Extracted data entries:
####

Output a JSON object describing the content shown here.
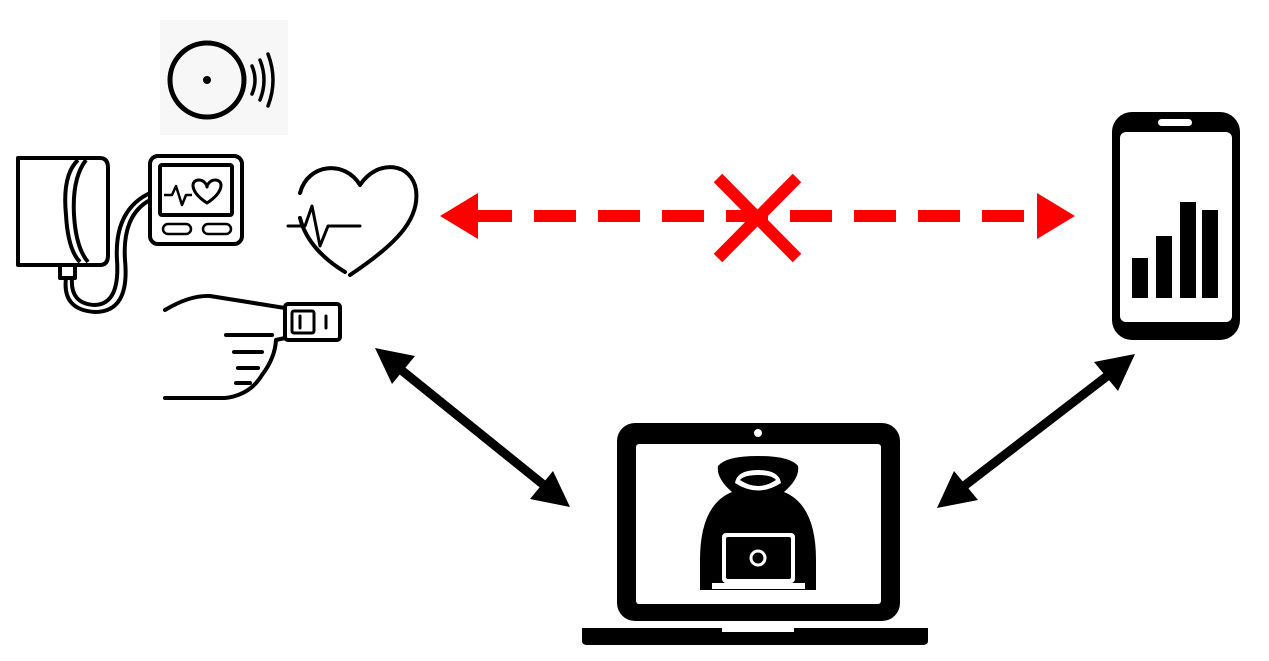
{
  "diagram": {
    "nodes": [
      {
        "id": "wearable-sensors",
        "icons": [
          "wireless-sensor-icon",
          "blood-pressure-monitor-icon",
          "heart-rate-icon",
          "pulse-oximeter-icon"
        ]
      },
      {
        "id": "smartphone",
        "icons": [
          "smartphone-icon",
          "bar-chart-icon"
        ]
      },
      {
        "id": "attacker-laptop",
        "icons": [
          "laptop-icon",
          "hacker-icon"
        ]
      }
    ],
    "links": [
      {
        "from": "wearable-sensors",
        "to": "smartphone",
        "style": "dashed",
        "direction": "bidirectional",
        "blocked": true
      },
      {
        "from": "wearable-sensors",
        "to": "attacker-laptop",
        "style": "solid",
        "direction": "bidirectional",
        "blocked": false
      },
      {
        "from": "smartphone",
        "to": "attacker-laptop",
        "style": "solid",
        "direction": "bidirectional",
        "blocked": false
      }
    ]
  },
  "colors": {
    "icon": "#000000",
    "background": "#ffffff",
    "blocked_link": "#ff0000",
    "attack_link": "#000000",
    "screen_fill": "#ffffff"
  }
}
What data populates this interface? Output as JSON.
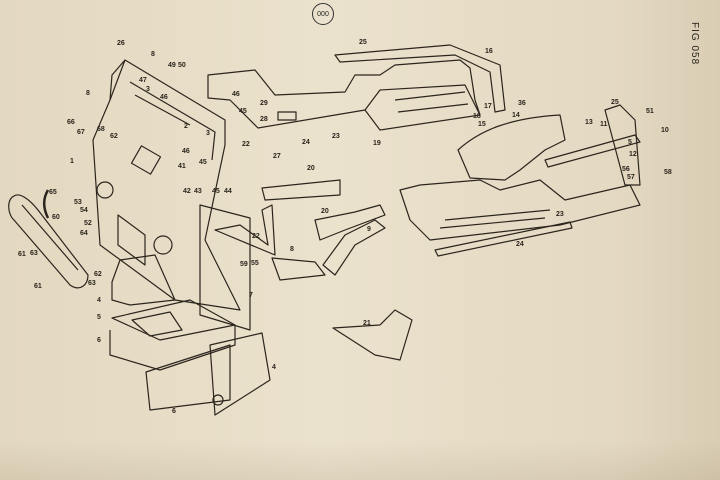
{
  "header": {
    "figure_number": "000",
    "figure_label": "FIG 058"
  },
  "labels": [
    "26",
    "8",
    "49",
    "50",
    "47",
    "3",
    "46",
    "8",
    "66",
    "67",
    "68",
    "62",
    "2",
    "3",
    "1",
    "46",
    "45",
    "41",
    "42",
    "43",
    "45",
    "44",
    "46",
    "45",
    "29",
    "28",
    "22",
    "27",
    "65",
    "60",
    "53",
    "54",
    "52",
    "64",
    "61",
    "63",
    "62",
    "61",
    "63",
    "4",
    "5",
    "6",
    "6",
    "4",
    "7",
    "59",
    "55",
    "22",
    "25",
    "16",
    "36",
    "17",
    "18",
    "24",
    "23",
    "19",
    "14",
    "15",
    "20",
    "20",
    "9",
    "8",
    "21",
    "13",
    "11",
    "25",
    "51",
    "10",
    "5",
    "12",
    "56",
    "57",
    "58",
    "23",
    "24"
  ]
}
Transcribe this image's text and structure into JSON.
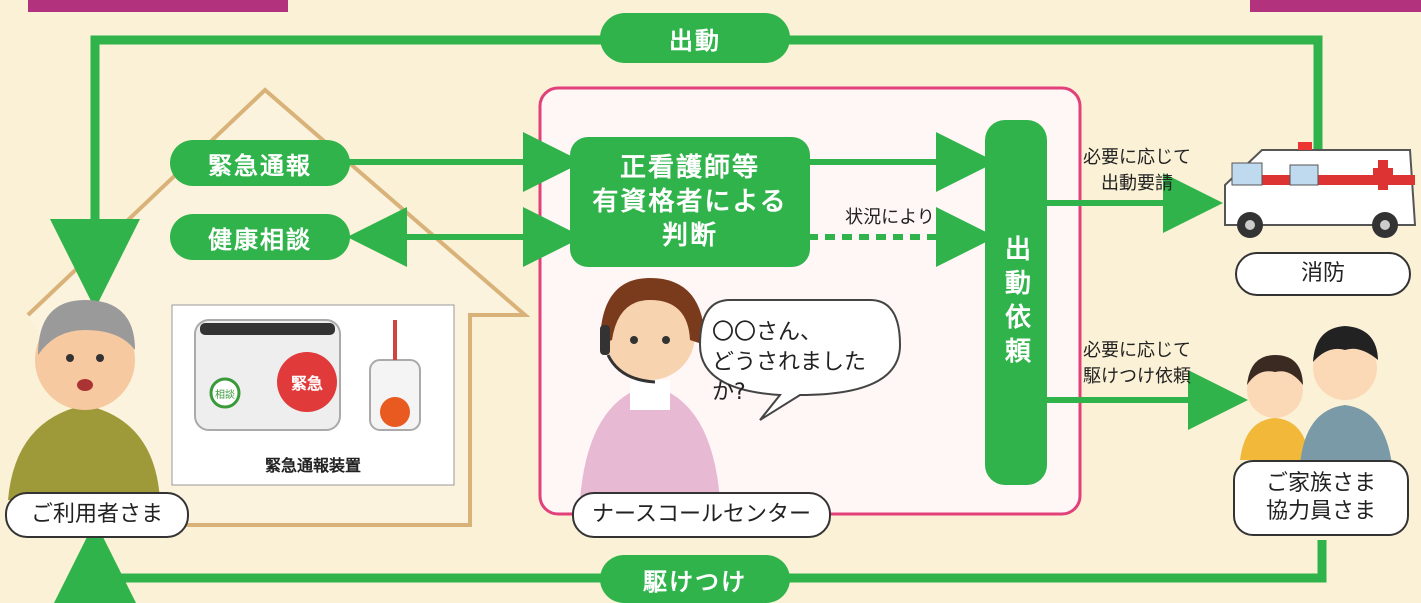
{
  "flows": {
    "dispatch": "出動",
    "rush": "駆けつけ",
    "emergency_call": "緊急通報",
    "health_consult": "健康相談"
  },
  "judgment": {
    "line1": "正看護師等",
    "line2": "有資格者による",
    "line3": "判断"
  },
  "situation": "状況により",
  "dispatch_request": "出動依頼",
  "notes": {
    "fire_line1": "必要に応じて",
    "fire_line2": "出動要請",
    "family_line1": "必要に応じて",
    "family_line2": "駆けつけ依頼"
  },
  "labels": {
    "user": "ご利用者さま",
    "nurse_center": "ナースコールセンター",
    "fire": "消防",
    "family_line1": "ご家族さま",
    "family_line2": "協力員さま"
  },
  "device": {
    "caption": "緊急通報装置",
    "emergency_button": "緊急",
    "consult_button": "相談"
  },
  "speech": {
    "line1": "〇〇さん、",
    "line2": "どうされましたか?"
  },
  "colors": {
    "green": "#2fb34a",
    "pink": "#e2407b",
    "cream": "#fbf1d6",
    "house": "#d9b27a"
  }
}
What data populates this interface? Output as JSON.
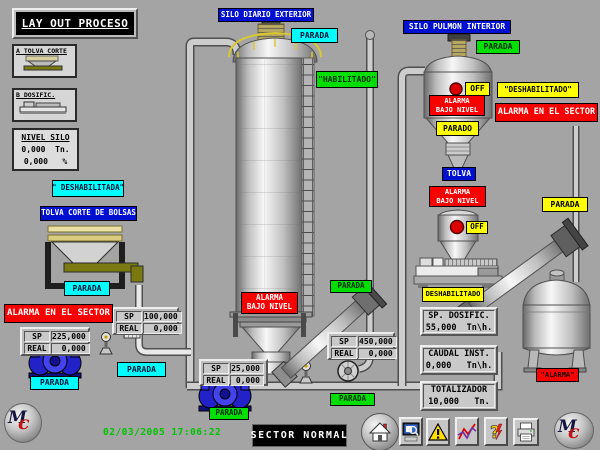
{
  "colors": {
    "background": "#A4A4A4",
    "label_blue": "#0010D0",
    "label_cyan": "#00FFFF",
    "label_green": "#00DF00",
    "label_yellow": "#FFFF00",
    "label_red": "#F80000",
    "timestamp_green": "#00C400",
    "pump_blue": "#2222C8"
  },
  "header": {
    "title": "LAY OUT PROCESO"
  },
  "sidebar": {
    "button_a": "A TOLVA CORTE",
    "button_b": "B DOSIFIC.",
    "nivel": {
      "title": "NIVEL SILO",
      "tn": "0,000  Tn.",
      "pct": "0,000   %"
    }
  },
  "left": {
    "deshabilitada": "\" DESHABILITADA\"",
    "tolva_title": "TOLVA CORTE DE BOLSAS",
    "tolva_status": "PARADA",
    "alarma_sector": "ALARMA EN EL SECTOR",
    "sp225": {
      "sp_label": "SP",
      "sp_value": "225,000",
      "real_label": "REAL",
      "real_value": "0,000"
    },
    "sp100": {
      "sp_label": "SP",
      "sp_value": "100,000",
      "real_label": "REAL",
      "real_value": "0,000"
    },
    "pump_status": "PARADA",
    "line_status": "PARADA"
  },
  "center": {
    "title": "SILO DIARIO EXTERIOR",
    "top_status": "PARADA",
    "habilitado": "\"HABILITADO\"",
    "alarm": {
      "line1": "ALARMA",
      "line2": "BAJO NIVEL"
    },
    "conveyor_status": "PARADA",
    "sp25": {
      "sp_label": "SP",
      "sp_value": "25,000",
      "real_label": "REAL",
      "real_value": "0,000"
    },
    "sp450": {
      "sp_label": "SP",
      "sp_value": "450,000",
      "real_label": "REAL",
      "real_value": "0,000"
    },
    "pump_status": "PARADA",
    "blower_status": "PARADA"
  },
  "right": {
    "title": "SILO PULMON INTERIOR",
    "top_status": "PARADA",
    "silo_off": "OFF",
    "silo_alarm": {
      "line1": "ALARMA",
      "line2": "BAJO NIVEL"
    },
    "silo_status": "PARADO",
    "deshabilitado_quoted": "\"DESHABILITADO\"",
    "alarma_sector": "ALARMA EN EL SECTOR",
    "tolva_title": "TOLVA",
    "tolva_alarm": {
      "line1": "ALARMA",
      "line2": "BAJO NIVEL"
    },
    "tolva_off": "OFF",
    "feeder_status": "DESHABILITADO",
    "conveyor_status": "PARADA",
    "tank_alarm": "\"ALARMA\"",
    "dosific": {
      "label": "SP. DOSIFIC.",
      "value": "55,000  Tn\\h."
    },
    "caudal": {
      "label": "CAUDAL INST.",
      "value": "0,000   Tn\\h."
    },
    "totalizador": {
      "label": "TOTALIZADOR",
      "value": "10,000   Tn."
    }
  },
  "footer": {
    "timestamp": "02/03/2005 17:06:22",
    "status": "SECTOR NORMAL",
    "icons": [
      "home",
      "monitor-search",
      "warning",
      "trend",
      "help",
      "print"
    ]
  }
}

####

• **TASK TO COMPLETE**: All of the material above is to be copied exactly, except for its images.

• **TASK RESPONSE**:
Output a JSON object describing the content shown here.
{
  "diagram": {
    "nodes": [
      {
        "id": "wearable-sensors",
        "icons": [
          "wireless-sensor-icon",
          "blood-pressure-monitor-icon",
          "heart-rate-icon",
          "pulse-oximeter-icon"
        ]
      },
      {
        "id": "smartphone",
        "icons": [
          "smartphone-icon",
          "bar-chart-icon"
        ]
      },
      {
        "id": "attacker-laptop",
        "icons": [
          "laptop-icon",
          "hacker-icon"
        ]
      }
    ],
    "links": [
      {
        "from": "wearable-sensors",
        "to": "smartphone",
        "style": "dashed",
        "direction": "bidirectional",
        "blocked": true
      },
      {
        "from": "wearable-sensors",
        "to": "attacker-laptop",
        "style": "solid",
        "direction": "bidirectional",
        "blocked": false
      },
      {
        "from": "smartphone",
        "to": "attacker-laptop",
        "style": "solid",
        "direction": "bidirectional",
        "blocked": false
      }
    ]
  },
  "colors": {
    "icon": "#000000",
    "background": "#ffffff",
    "blocked_link": "#ff0000",
    "attack_link": "#000000",
    "screen_fill": "#ffffff"
  }
}
What data populates this interface? Output as JSON.
{
  "header": {
    "figure_number": "000",
    "figure_label": "FIG 058"
  },
  "labels": [
    "26",
    "8",
    "49",
    "50",
    "47",
    "3",
    "46",
    "8",
    "66",
    "67",
    "68",
    "62",
    "2",
    "3",
    "1",
    "46",
    "45",
    "41",
    "42",
    "43",
    "45",
    "44",
    "46",
    "45",
    "29",
    "28",
    "22",
    "27",
    "65",
    "60",
    "53",
    "54",
    "52",
    "64",
    "61",
    "63",
    "62",
    "61",
    "63",
    "4",
    "5",
    "6",
    "6",
    "4",
    "7",
    "59",
    "55",
    "22",
    "25",
    "16",
    "36",
    "17",
    "18",
    "24",
    "23",
    "19",
    "14",
    "15",
    "20",
    "20",
    "9",
    "8",
    "21",
    "13",
    "11",
    "25",
    "51",
    "10",
    "5",
    "12",
    "56",
    "57",
    "58",
    "23",
    "24"
  ]
}
Transcribe this image's text and structure into JSON.
{
  "flows": {
    "dispatch": "出動",
    "rush": "駆けつけ",
    "emergency_call": "緊急通報",
    "health_consult": "健康相談"
  },
  "judgment": {
    "line1": "正看護師等",
    "line2": "有資格者による",
    "line3": "判断"
  },
  "situation": "状況により",
  "dispatch_request": "出動依頼",
  "notes": {
    "fire_line1": "必要に応じて",
    "fire_line2": "出動要請",
    "family_line1": "必要に応じて",
    "family_line2": "駆けつけ依頼"
  },
  "labels": {
    "user": "ご利用者さま",
    "nurse_center": "ナースコールセンター",
    "fire": "消防",
    "family_line1": "ご家族さま",
    "family_line2": "協力員さま"
  },
  "device": {
    "caption": "緊急通報装置",
    "emergency_button": "緊急",
    "consult_button": "相談"
  },
  "speech": {
    "line1": "〇〇さん、",
    "line2": "どうされましたか?"
  },
  "colors": {
    "green": "#2fb34a",
    "pink": "#e2407b",
    "cream": "#fbf1d6",
    "house": "#d9b27a"
  }
}
What data populates this interface? Output as JSON.
{
  "colors": {
    "background": "#A4A4A4",
    "label_blue": "#0010D0",
    "label_cyan": "#00FFFF",
    "label_green": "#00DF00",
    "label_yellow": "#FFFF00",
    "label_red": "#F80000",
    "timestamp_green": "#00C400",
    "pump_blue": "#2222C8"
  },
  "header": {
    "title": "LAY OUT PROCESO"
  },
  "sidebar": {
    "button_a": "A TOLVA CORTE",
    "button_b": "B DOSIFIC.",
    "nivel": {
      "title": "NIVEL SILO",
      "tn": "0,000  Tn.",
      "pct": "0,000   %"
    }
  },
  "left": {
    "deshabilitada": "\" DESHABILITADA\"",
    "tolva_title": "TOLVA CORTE DE BOLSAS",
    "tolva_status": "PARADA",
    "alarma_sector": "ALARMA EN EL SECTOR",
    "sp225": {
      "sp_label": "SP",
      "sp_value": "225,000",
      "real_label": "REAL",
      "real_value": "0,000"
    },
    "sp100": {
      "sp_label": "SP",
      "sp_value": "100,000",
      "real_label": "REAL",
      "real_value": "0,000"
    },
    "pump_status": "PARADA",
    "line_status": "PARADA"
  },
  "center": {
    "title": "SILO DIARIO EXTERIOR",
    "top_status": "PARADA",
    "habilitado": "\"HABILITADO\"",
    "alarm": {
      "line1": "ALARMA",
      "line2": "BAJO NIVEL"
    },
    "conveyor_status": "PARADA",
    "sp25": {
      "sp_label": "SP",
      "sp_value": "25,000",
      "real_label": "REAL",
      "real_value": "0,000"
    },
    "sp450": {
      "sp_label": "SP",
      "sp_value": "450,000",
      "real_label": "REAL",
      "real_value": "0,000"
    },
    "pump_status": "PARADA",
    "blower_status": "PARADA"
  },
  "right": {
    "title": "SILO PULMON INTERIOR",
    "top_status": "PARADA",
    "silo_off": "OFF",
    "silo_alarm": {
      "line1": "ALARMA",
      "line2": "BAJO NIVEL"
    },
    "silo_status": "PARADO",
    "deshabilitado_quoted": "\"DESHABILITADO\"",
    "alarma_sector": "ALARMA EN EL SECTOR",
    "tolva_title": "TOLVA",
    "tolva_alarm": {
      "line1": "ALARMA",
      "line2": "BAJO NIVEL"
    },
    "tolva_off": "OFF",
    "feeder_status": "DESHABILITADO",
    "conveyor_status": "PARADA",
    "tank_alarm": "\"ALARMA\"",
    "dosific": {
      "label": "SP. DOSIFIC.",
      "value": "55,000  Tn\\h."
    },
    "caudal": {
      "label": "CAUDAL INST.",
      "value": "0,000   Tn\\h."
    },
    "totalizador": {
      "label": "TOTALIZADOR",
      "value": "10,000   Tn."
    }
  },
  "footer": {
    "timestamp": "02/03/2005 17:06:22",
    "status": "SECTOR NORMAL",
    "icons": [
      "home",
      "monitor-search",
      "warning",
      "trend",
      "help",
      "print"
    ]
  }
}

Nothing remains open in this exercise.